[Dataset records]
-- Begin --

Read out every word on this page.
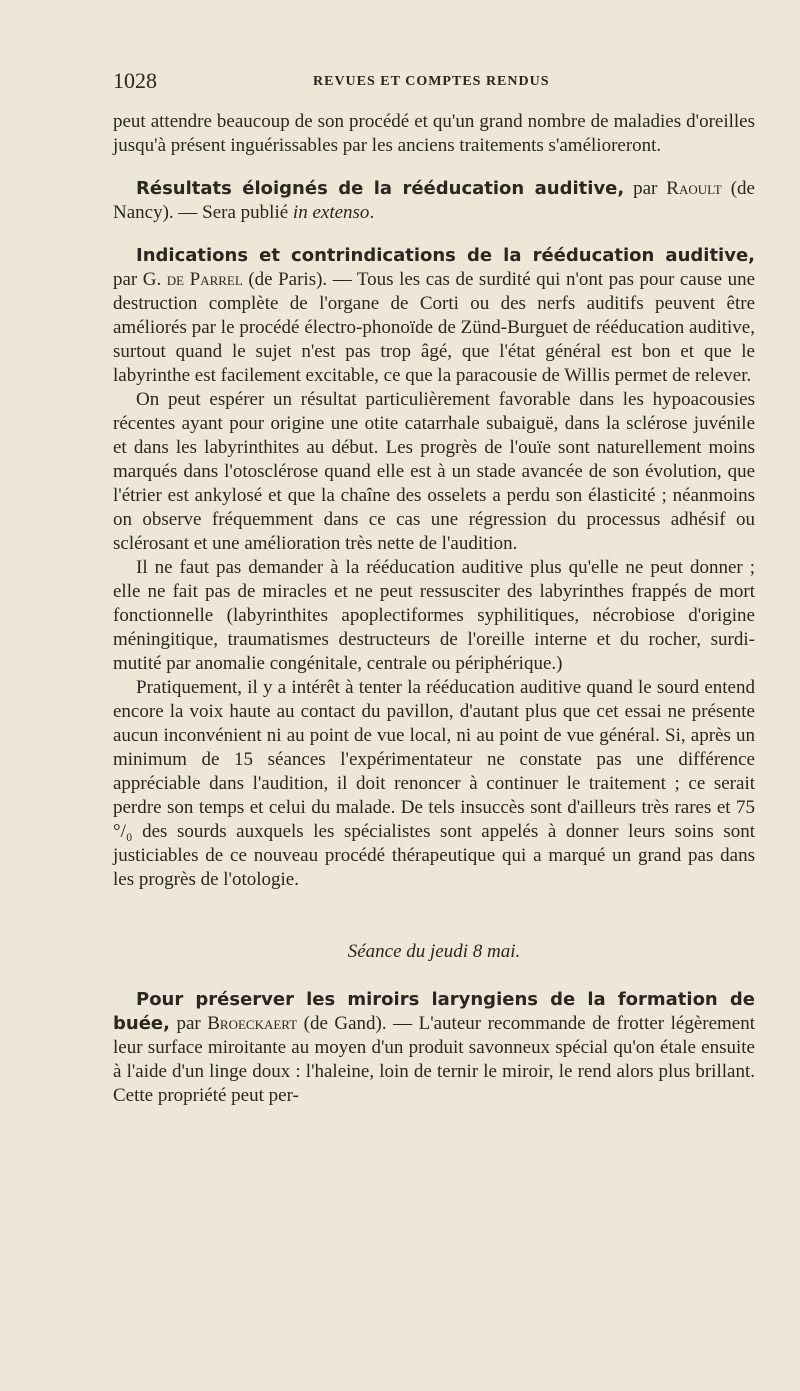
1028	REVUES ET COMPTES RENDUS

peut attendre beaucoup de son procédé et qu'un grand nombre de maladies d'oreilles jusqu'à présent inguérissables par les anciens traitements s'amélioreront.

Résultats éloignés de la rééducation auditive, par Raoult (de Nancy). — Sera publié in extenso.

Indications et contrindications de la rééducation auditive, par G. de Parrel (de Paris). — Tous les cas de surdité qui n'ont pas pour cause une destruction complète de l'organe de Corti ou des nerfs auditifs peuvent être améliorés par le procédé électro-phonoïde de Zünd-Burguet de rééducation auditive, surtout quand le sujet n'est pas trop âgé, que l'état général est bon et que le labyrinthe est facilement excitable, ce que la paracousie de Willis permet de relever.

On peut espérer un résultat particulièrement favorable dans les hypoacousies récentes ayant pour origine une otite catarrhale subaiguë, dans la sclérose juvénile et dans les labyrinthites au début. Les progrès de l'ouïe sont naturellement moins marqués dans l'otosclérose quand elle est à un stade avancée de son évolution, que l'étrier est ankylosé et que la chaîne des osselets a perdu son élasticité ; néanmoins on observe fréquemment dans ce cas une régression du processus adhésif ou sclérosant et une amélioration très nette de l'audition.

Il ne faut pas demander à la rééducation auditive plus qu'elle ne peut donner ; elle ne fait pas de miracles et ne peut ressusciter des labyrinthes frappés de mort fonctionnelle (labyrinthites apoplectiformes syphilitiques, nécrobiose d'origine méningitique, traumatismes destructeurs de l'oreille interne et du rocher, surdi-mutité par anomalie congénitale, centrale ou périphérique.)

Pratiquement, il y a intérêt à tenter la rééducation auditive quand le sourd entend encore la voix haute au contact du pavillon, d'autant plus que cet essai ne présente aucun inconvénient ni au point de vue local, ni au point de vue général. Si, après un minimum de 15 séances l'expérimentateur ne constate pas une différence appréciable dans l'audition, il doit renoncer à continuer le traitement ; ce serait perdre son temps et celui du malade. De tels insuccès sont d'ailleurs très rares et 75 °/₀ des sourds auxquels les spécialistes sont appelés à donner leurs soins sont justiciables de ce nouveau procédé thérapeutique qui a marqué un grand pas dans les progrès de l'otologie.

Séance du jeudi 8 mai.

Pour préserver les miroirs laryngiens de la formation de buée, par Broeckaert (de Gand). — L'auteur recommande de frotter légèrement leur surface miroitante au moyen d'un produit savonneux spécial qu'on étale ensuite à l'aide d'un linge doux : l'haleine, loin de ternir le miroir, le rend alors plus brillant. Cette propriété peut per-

-- End --

TASK BRIEF | Reproduce the records verbatim, omitting all images they contain.

SOLUTION BELOW |
Read out every word on this page.
1028	REVUES ET COMPTES RENDUS

peut attendre beaucoup de son procédé et qu'un grand nombre de maladies d'oreilles jusqu'à présent inguérissables par les anciens traitements s'amélioreront.

Résultats éloignés de la rééducation auditive, par Raoult (de Nancy). — Sera publié in extenso.

Indications et contrindications de la rééducation auditive, par G. de Parrel (de Paris). — Tous les cas de surdité qui n'ont pas pour cause une destruction complète de l'organe de Corti ou des nerfs auditifs peuvent être améliorés par le procédé électro-phonoïde de Zünd-Burguet de rééducation auditive, surtout quand le sujet n'est pas trop âgé, que l'état général est bon et que le labyrinthe est facilement excitable, ce que la paracousie de Willis permet de relever.

On peut espérer un résultat particulièrement favorable dans les hypoacousies récentes ayant pour origine une otite catarrhale subaiguë, dans la sclérose juvénile et dans les labyrinthites au début. Les progrès de l'ouïe sont naturellement moins marqués dans l'otosclérose quand elle est à un stade avancée de son évolution, que l'étrier est ankylosé et que la chaîne des osselets a perdu son élasticité ; néanmoins on observe fréquemment dans ce cas une régression du processus adhésif ou sclérosant et une amélioration très nette de l'audition.

Il ne faut pas demander à la rééducation auditive plus qu'elle ne peut donner ; elle ne fait pas de miracles et ne peut ressusciter des labyrinthes frappés de mort fonctionnelle (labyrinthites apoplectiformes syphilitiques, nécrobiose d'origine méningitique, traumatismes destructeurs de l'oreille interne et du rocher, surdi-mutité par anomalie congénitale, centrale ou périphérique.)

Pratiquement, il y a intérêt à tenter la rééducation auditive quand le sourd entend encore la voix haute au contact du pavillon, d'autant plus que cet essai ne présente aucun inconvénient ni au point de vue local, ni au point de vue général. Si, après un minimum de 15 séances l'expérimentateur ne constate pas une différence appréciable dans l'audition, il doit renoncer à continuer le traitement ; ce serait perdre son temps et celui du malade. De tels insuccès sont d'ailleurs très rares et 75 °/₀ des sourds auxquels les spécialistes sont appelés à donner leurs soins sont justiciables de ce nouveau procédé thérapeutique qui a marqué un grand pas dans les progrès de l'otologie.

Séance du jeudi 8 mai.

Pour préserver les miroirs laryngiens de la formation de buée, par Broeckaert (de Gand). — L'auteur recommande de frotter légèrement leur surface miroitante au moyen d'un produit savonneux spécial qu'on étale ensuite à l'aide d'un linge doux : l'haleine, loin de ternir le miroir, le rend alors plus brillant. Cette propriété peut per-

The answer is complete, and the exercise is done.